— SOURCE MATERIAL —

** Start **

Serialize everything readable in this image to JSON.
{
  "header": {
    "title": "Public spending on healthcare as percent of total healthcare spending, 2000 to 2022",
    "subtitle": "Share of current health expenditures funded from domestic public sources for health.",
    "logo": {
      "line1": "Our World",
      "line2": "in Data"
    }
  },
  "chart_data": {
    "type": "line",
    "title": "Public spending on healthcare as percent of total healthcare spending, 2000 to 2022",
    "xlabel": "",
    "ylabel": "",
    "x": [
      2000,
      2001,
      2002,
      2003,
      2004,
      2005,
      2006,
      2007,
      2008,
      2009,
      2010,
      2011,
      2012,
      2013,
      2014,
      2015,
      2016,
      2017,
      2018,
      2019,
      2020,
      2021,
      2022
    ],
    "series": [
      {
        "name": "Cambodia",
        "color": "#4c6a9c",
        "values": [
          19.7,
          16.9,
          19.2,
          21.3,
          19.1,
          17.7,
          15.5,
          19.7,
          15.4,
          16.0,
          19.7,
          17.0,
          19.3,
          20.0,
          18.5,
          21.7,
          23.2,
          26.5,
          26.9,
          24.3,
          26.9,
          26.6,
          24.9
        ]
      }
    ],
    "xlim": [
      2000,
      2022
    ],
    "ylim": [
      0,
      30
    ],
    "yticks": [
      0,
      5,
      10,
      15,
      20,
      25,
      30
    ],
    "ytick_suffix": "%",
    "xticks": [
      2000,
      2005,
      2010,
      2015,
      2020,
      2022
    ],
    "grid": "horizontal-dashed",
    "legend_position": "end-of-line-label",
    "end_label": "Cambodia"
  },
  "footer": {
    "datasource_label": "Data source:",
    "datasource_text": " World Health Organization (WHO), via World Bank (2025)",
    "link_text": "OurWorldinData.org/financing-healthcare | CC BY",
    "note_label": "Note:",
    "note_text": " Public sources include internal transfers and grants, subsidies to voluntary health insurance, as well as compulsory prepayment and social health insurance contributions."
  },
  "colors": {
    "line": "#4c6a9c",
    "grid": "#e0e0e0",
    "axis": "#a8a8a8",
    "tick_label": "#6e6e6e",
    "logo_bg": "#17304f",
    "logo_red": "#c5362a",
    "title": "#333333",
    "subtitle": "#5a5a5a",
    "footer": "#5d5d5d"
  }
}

** End **

— SET EXERCISE —
Repeat every line of the records above exactly.

— OUTPUT OF THE EXERCISE —
Serialize everything readable in this image to JSON.
{
  "header": {
    "title": "Public spending on healthcare as percent of total healthcare spending, 2000 to 2022",
    "subtitle": "Share of current health expenditures funded from domestic public sources for health.",
    "logo": {
      "line1": "Our World",
      "line2": "in Data"
    }
  },
  "chart_data": {
    "type": "line",
    "title": "Public spending on healthcare as percent of total healthcare spending, 2000 to 2022",
    "xlabel": "",
    "ylabel": "",
    "x": [
      2000,
      2001,
      2002,
      2003,
      2004,
      2005,
      2006,
      2007,
      2008,
      2009,
      2010,
      2011,
      2012,
      2013,
      2014,
      2015,
      2016,
      2017,
      2018,
      2019,
      2020,
      2021,
      2022
    ],
    "series": [
      {
        "name": "Cambodia",
        "color": "#4c6a9c",
        "values": [
          19.7,
          16.9,
          19.2,
          21.3,
          19.1,
          17.7,
          15.5,
          19.7,
          15.4,
          16.0,
          19.7,
          17.0,
          19.3,
          20.0,
          18.5,
          21.7,
          23.2,
          26.5,
          26.9,
          24.3,
          26.9,
          26.6,
          24.9
        ]
      }
    ],
    "xlim": [
      2000,
      2022
    ],
    "ylim": [
      0,
      30
    ],
    "yticks": [
      0,
      5,
      10,
      15,
      20,
      25,
      30
    ],
    "ytick_suffix": "%",
    "xticks": [
      2000,
      2005,
      2010,
      2015,
      2020,
      2022
    ],
    "grid": "horizontal-dashed",
    "legend_position": "end-of-line-label",
    "end_label": "Cambodia"
  },
  "footer": {
    "datasource_label": "Data source:",
    "datasource_text": " World Health Organization (WHO), via World Bank (2025)",
    "link_text": "OurWorldinData.org/financing-healthcare | CC BY",
    "note_label": "Note:",
    "note_text": " Public sources include internal transfers and grants, subsidies to voluntary health insurance, as well as compulsory prepayment and social health insurance contributions."
  },
  "colors": {
    "line": "#4c6a9c",
    "grid": "#e0e0e0",
    "axis": "#a8a8a8",
    "tick_label": "#6e6e6e",
    "logo_bg": "#17304f",
    "logo_red": "#c5362a",
    "title": "#333333",
    "subtitle": "#5a5a5a",
    "footer": "#5d5d5d"
  }
}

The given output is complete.